Coordinate annotation records:
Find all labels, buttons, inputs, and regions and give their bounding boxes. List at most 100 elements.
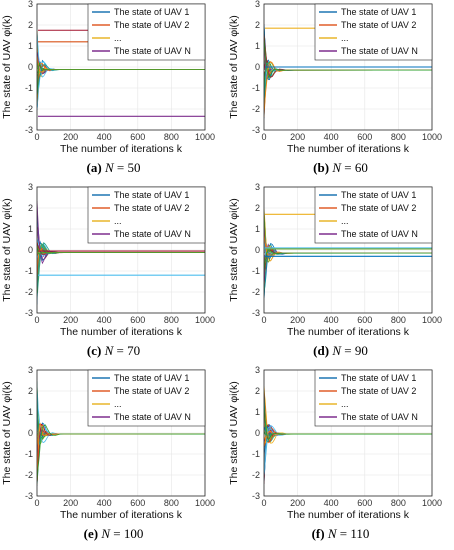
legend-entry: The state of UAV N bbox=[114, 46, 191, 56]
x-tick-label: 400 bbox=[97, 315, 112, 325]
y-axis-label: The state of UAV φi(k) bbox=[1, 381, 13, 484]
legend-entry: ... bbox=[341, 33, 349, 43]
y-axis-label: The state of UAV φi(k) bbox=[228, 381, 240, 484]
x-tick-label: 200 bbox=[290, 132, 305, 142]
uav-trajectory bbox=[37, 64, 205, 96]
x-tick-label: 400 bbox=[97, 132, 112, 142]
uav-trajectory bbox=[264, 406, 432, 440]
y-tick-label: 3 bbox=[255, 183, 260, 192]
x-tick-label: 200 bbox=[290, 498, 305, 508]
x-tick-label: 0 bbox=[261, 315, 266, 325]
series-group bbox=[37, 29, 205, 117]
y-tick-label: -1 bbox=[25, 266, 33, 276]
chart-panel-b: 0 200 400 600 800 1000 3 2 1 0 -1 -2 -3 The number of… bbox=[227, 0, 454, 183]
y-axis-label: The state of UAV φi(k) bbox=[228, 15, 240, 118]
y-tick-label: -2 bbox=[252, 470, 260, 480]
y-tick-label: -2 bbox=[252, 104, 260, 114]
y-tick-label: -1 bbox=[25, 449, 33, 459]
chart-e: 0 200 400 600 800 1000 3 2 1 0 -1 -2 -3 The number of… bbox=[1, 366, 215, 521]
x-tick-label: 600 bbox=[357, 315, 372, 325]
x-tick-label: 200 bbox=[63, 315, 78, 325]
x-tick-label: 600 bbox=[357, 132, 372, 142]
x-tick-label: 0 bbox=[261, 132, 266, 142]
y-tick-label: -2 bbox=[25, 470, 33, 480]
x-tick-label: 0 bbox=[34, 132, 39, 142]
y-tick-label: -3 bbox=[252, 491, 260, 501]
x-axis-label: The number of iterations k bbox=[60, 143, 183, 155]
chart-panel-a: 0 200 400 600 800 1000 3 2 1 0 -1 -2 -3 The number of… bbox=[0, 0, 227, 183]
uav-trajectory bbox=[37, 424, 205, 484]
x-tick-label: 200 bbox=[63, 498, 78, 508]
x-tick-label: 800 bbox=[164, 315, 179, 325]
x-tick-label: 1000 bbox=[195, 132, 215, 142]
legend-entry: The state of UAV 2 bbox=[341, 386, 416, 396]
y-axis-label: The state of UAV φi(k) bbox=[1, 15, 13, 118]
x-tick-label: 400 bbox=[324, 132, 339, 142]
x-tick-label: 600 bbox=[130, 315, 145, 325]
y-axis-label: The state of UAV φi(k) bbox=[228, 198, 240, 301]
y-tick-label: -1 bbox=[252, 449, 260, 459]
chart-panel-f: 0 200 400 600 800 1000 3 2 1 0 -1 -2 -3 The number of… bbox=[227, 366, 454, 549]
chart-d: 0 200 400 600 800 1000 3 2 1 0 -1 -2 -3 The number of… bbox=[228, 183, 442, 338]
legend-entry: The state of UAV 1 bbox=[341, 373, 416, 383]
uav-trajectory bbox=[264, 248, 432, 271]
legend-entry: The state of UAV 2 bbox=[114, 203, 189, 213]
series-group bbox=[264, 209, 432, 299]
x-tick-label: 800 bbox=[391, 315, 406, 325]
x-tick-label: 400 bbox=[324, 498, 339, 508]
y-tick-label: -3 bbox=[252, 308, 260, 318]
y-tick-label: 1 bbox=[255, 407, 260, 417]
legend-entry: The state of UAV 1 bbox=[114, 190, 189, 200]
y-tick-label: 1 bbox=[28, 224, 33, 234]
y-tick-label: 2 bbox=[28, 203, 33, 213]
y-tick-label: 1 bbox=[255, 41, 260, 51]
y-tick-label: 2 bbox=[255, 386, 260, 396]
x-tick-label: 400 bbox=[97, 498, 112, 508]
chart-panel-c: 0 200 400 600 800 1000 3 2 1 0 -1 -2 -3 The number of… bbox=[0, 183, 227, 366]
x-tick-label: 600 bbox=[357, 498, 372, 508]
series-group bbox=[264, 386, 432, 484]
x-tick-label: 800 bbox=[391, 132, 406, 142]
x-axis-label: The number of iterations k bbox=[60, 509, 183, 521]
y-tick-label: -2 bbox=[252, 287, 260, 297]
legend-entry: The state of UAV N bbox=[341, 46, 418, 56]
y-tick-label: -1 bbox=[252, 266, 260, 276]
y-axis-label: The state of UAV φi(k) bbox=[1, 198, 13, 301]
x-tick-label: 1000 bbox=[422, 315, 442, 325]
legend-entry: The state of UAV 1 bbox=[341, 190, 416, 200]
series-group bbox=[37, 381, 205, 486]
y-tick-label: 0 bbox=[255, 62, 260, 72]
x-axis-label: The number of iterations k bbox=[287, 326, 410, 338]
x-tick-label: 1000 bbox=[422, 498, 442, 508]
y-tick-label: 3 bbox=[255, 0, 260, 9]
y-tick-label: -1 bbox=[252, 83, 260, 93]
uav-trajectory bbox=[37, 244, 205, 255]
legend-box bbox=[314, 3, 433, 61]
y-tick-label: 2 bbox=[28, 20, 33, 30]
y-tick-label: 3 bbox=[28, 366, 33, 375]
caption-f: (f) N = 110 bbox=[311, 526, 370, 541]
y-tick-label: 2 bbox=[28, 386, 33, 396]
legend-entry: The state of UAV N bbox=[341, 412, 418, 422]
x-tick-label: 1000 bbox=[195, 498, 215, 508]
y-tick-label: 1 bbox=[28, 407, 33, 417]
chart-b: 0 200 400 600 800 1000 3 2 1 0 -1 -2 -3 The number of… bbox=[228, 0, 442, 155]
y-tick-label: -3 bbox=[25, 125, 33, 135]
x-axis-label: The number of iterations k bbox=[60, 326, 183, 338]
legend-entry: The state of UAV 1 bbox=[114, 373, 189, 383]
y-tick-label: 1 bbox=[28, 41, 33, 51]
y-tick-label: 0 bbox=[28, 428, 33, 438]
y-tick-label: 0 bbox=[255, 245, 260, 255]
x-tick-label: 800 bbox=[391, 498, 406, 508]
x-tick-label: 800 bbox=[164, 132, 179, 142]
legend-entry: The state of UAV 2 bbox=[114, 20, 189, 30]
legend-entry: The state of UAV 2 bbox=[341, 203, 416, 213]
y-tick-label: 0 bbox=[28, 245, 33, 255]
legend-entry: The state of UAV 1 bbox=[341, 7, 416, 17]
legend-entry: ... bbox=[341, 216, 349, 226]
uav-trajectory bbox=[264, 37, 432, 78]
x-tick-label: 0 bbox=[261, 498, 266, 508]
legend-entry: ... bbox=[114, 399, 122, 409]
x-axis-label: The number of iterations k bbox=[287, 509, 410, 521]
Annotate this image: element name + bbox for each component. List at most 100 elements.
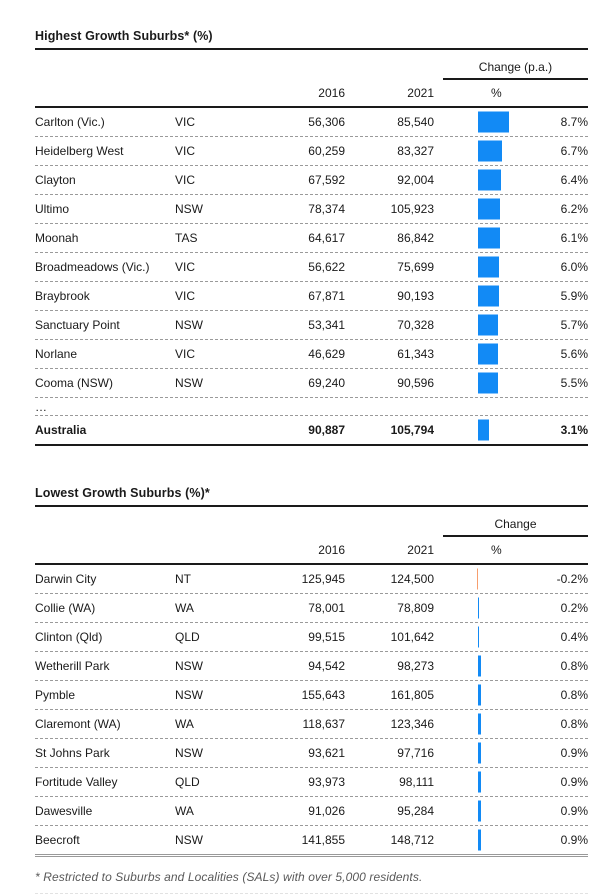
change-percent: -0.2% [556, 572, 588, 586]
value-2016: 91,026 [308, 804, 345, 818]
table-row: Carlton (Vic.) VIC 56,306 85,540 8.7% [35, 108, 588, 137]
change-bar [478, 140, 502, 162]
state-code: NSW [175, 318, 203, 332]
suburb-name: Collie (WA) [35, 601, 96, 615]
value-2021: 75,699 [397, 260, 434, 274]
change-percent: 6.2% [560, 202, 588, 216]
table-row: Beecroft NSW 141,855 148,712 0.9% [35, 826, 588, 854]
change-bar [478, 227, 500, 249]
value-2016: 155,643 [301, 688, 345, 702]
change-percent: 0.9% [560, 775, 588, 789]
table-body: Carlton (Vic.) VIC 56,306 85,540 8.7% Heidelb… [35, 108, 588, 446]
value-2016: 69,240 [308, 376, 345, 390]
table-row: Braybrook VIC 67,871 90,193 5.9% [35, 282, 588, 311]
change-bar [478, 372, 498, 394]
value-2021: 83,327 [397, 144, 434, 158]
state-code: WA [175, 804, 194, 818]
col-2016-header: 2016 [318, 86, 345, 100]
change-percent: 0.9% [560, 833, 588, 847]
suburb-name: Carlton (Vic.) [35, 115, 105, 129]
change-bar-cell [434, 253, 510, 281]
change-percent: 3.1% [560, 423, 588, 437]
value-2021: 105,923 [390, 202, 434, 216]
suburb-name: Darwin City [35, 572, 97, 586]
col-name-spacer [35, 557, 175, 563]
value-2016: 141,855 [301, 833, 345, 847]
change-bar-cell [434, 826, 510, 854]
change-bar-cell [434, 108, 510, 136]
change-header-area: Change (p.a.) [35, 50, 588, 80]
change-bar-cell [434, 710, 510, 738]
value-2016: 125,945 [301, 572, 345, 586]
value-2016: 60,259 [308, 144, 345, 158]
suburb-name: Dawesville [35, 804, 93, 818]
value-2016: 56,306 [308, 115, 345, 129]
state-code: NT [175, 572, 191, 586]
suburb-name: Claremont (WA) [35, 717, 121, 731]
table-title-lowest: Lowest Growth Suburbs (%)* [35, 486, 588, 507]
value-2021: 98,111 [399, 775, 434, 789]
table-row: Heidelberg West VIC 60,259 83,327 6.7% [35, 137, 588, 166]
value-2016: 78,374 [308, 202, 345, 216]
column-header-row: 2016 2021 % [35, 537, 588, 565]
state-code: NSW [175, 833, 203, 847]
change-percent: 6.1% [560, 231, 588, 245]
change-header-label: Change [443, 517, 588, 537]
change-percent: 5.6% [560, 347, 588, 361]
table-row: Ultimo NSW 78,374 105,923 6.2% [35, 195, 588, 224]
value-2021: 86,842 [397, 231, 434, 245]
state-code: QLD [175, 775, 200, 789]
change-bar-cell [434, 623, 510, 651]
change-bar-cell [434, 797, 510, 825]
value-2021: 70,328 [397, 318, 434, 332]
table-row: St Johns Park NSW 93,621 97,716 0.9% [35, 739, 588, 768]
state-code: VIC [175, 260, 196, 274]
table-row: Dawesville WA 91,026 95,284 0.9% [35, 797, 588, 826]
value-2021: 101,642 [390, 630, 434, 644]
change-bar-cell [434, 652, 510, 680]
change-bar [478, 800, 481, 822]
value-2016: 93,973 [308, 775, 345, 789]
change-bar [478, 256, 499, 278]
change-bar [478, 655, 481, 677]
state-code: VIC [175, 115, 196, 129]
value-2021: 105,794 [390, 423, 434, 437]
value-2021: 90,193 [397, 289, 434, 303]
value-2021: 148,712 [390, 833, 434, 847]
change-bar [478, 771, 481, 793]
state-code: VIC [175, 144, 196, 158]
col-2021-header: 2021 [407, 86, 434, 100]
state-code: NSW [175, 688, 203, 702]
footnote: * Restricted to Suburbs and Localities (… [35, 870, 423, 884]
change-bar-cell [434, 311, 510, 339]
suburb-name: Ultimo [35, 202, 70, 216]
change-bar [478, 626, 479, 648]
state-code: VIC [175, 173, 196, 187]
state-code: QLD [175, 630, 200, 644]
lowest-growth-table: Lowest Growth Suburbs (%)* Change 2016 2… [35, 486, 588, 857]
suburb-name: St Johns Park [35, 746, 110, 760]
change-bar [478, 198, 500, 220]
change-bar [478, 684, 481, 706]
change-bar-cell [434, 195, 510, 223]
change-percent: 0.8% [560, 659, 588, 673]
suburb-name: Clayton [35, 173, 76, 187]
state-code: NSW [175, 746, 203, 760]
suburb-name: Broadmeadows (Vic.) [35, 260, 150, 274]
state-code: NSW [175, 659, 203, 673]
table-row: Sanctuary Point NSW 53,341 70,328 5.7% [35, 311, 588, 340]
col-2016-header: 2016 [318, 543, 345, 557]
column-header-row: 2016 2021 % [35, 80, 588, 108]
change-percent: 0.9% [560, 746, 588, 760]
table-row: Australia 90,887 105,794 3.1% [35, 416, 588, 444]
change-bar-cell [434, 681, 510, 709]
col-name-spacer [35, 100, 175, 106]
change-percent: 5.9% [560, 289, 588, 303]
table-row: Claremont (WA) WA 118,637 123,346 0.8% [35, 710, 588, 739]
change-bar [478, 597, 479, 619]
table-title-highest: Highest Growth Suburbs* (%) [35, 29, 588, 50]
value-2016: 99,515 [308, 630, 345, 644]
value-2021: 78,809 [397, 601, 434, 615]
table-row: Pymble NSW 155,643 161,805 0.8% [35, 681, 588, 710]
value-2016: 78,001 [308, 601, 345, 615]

Requirement: Find every line in the material above that contains the word "Lowest" and copy each of those lines. Case counts.

Response for this exercise:
table-title-lowest: Lowest Growth Suburbs (%)* [35, 486, 588, 507]
lowest-growth-table: Lowest Growth Suburbs (%)* Change 2016 2… [35, 486, 588, 857]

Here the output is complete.